Records shown —

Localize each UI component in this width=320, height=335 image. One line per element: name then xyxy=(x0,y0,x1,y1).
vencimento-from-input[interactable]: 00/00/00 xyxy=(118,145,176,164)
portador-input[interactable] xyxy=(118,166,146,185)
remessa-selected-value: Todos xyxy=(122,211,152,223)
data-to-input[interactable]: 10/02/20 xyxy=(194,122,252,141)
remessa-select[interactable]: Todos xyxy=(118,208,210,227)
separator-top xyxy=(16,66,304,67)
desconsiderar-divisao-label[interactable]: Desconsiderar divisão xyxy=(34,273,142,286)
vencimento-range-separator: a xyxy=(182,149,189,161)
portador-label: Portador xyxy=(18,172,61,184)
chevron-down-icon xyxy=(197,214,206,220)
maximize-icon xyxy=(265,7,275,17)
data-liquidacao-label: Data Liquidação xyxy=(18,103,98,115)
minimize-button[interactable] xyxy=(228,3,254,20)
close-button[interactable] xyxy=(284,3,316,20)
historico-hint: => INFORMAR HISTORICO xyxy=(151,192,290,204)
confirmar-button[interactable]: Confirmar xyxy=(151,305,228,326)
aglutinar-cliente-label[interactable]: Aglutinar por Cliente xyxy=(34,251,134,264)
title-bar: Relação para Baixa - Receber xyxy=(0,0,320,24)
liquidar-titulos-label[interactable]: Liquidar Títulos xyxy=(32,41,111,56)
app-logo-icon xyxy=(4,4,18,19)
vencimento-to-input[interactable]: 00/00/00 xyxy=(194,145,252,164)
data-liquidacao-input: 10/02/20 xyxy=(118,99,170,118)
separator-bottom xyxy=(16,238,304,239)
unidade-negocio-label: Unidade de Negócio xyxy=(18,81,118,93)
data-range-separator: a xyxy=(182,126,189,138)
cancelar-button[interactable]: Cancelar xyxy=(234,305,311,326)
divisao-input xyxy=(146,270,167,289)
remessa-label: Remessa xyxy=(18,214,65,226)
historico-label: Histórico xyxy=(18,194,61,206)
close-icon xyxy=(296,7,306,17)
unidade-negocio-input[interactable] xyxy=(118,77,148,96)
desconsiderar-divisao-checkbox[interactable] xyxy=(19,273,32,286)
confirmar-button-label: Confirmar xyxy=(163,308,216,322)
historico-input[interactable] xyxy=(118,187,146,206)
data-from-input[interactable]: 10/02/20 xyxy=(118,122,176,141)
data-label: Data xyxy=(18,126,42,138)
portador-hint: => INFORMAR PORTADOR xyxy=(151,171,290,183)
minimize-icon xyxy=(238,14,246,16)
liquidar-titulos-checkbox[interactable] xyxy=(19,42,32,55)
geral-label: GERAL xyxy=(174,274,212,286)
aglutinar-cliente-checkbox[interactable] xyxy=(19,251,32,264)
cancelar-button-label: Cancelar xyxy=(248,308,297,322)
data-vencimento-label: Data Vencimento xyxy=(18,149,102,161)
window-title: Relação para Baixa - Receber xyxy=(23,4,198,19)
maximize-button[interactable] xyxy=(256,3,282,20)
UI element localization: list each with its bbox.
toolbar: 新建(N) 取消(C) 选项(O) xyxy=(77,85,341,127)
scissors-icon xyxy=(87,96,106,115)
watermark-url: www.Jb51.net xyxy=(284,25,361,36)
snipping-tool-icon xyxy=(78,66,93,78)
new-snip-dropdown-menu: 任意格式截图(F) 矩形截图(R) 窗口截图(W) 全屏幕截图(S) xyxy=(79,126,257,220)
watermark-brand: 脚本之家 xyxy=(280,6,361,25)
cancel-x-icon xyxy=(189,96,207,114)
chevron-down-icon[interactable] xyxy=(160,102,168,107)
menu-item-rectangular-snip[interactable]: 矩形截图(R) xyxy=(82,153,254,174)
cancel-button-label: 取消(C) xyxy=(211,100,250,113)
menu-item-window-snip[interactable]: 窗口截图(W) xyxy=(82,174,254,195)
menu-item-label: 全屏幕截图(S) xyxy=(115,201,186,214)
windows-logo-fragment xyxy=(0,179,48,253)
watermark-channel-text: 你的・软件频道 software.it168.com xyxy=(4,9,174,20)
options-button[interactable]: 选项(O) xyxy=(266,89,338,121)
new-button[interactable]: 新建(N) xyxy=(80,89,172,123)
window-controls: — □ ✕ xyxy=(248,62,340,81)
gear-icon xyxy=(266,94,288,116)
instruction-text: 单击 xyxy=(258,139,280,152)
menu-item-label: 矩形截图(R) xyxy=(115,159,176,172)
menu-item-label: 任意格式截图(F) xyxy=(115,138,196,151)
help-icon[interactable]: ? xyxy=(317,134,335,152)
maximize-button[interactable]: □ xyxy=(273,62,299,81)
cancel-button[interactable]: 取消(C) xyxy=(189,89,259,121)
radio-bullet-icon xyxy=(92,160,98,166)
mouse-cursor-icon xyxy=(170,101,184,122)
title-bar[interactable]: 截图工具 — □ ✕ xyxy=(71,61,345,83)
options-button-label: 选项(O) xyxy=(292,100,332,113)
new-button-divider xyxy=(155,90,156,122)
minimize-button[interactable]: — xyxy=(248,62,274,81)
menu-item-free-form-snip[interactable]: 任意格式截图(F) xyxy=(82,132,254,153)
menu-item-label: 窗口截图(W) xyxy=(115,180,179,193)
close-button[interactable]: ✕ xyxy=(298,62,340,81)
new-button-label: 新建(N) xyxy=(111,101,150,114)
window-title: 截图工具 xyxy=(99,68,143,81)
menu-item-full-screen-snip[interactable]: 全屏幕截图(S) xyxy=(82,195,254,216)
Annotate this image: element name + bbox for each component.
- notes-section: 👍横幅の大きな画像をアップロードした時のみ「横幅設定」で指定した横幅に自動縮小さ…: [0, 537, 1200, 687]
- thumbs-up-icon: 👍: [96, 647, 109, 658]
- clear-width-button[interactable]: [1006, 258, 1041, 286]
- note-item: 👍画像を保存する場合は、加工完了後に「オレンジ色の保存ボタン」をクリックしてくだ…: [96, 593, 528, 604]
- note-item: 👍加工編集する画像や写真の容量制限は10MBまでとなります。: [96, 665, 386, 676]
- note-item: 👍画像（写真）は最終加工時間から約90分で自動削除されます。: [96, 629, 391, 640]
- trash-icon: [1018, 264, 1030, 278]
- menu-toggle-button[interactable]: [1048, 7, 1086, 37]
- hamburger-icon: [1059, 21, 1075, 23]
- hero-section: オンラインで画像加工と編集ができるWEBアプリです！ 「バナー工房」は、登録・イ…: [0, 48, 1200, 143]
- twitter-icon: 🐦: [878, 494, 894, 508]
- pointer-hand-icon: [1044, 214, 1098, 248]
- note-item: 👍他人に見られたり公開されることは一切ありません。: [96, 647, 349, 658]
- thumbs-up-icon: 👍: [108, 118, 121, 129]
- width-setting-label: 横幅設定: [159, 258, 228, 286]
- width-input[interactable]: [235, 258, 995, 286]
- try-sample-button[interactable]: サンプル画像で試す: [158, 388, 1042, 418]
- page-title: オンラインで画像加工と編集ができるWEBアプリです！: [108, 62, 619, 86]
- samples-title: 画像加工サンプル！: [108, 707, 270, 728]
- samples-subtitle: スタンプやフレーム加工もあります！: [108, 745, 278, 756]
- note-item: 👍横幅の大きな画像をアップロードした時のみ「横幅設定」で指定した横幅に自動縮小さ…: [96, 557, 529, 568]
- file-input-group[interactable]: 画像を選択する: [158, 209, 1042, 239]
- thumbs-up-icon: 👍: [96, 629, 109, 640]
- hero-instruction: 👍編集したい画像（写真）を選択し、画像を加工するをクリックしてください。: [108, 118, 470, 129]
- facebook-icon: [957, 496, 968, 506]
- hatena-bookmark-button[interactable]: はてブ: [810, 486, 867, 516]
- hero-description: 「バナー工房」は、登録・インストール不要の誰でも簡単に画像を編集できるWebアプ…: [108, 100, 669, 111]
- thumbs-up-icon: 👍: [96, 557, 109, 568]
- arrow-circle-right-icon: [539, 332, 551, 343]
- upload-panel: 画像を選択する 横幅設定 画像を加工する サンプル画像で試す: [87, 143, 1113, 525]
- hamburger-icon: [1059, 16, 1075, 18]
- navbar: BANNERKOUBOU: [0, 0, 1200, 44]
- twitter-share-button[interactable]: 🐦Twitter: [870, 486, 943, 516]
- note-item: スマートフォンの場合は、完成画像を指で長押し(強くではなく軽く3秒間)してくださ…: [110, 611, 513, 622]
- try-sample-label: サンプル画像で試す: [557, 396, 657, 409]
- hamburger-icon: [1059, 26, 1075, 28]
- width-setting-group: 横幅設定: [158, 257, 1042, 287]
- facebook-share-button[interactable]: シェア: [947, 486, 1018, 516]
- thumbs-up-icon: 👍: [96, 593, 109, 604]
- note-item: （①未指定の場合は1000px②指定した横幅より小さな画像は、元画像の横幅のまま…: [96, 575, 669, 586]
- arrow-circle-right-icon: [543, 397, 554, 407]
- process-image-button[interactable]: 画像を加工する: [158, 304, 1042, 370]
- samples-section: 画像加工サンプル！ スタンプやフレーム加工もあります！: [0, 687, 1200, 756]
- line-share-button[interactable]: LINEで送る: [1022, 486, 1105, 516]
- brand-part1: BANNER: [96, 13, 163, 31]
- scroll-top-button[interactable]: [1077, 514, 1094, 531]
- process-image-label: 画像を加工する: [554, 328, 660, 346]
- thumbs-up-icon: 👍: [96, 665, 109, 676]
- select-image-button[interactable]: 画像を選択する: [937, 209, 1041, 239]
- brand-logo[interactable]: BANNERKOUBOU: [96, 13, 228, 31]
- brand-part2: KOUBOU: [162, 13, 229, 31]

Set problem — Please output the lines of the data from the start through the line containing "vencimento-range-separator: a xyxy=(182,149,189,161)", reproducing each one without changes.

Output for this task —
Localize each UI component in this width=320, height=335 image. One line per element: name then xyxy=(x0,y0,x1,y1).
vencimento-from-input[interactable]: 00/00/00 xyxy=(118,145,176,164)
portador-input[interactable] xyxy=(118,166,146,185)
remessa-selected-value: Todos xyxy=(122,211,152,223)
data-to-input[interactable]: 10/02/20 xyxy=(194,122,252,141)
remessa-select[interactable]: Todos xyxy=(118,208,210,227)
separator-top xyxy=(16,66,304,67)
desconsiderar-divisao-label[interactable]: Desconsiderar divisão xyxy=(34,273,142,286)
vencimento-range-separator: a xyxy=(182,149,189,161)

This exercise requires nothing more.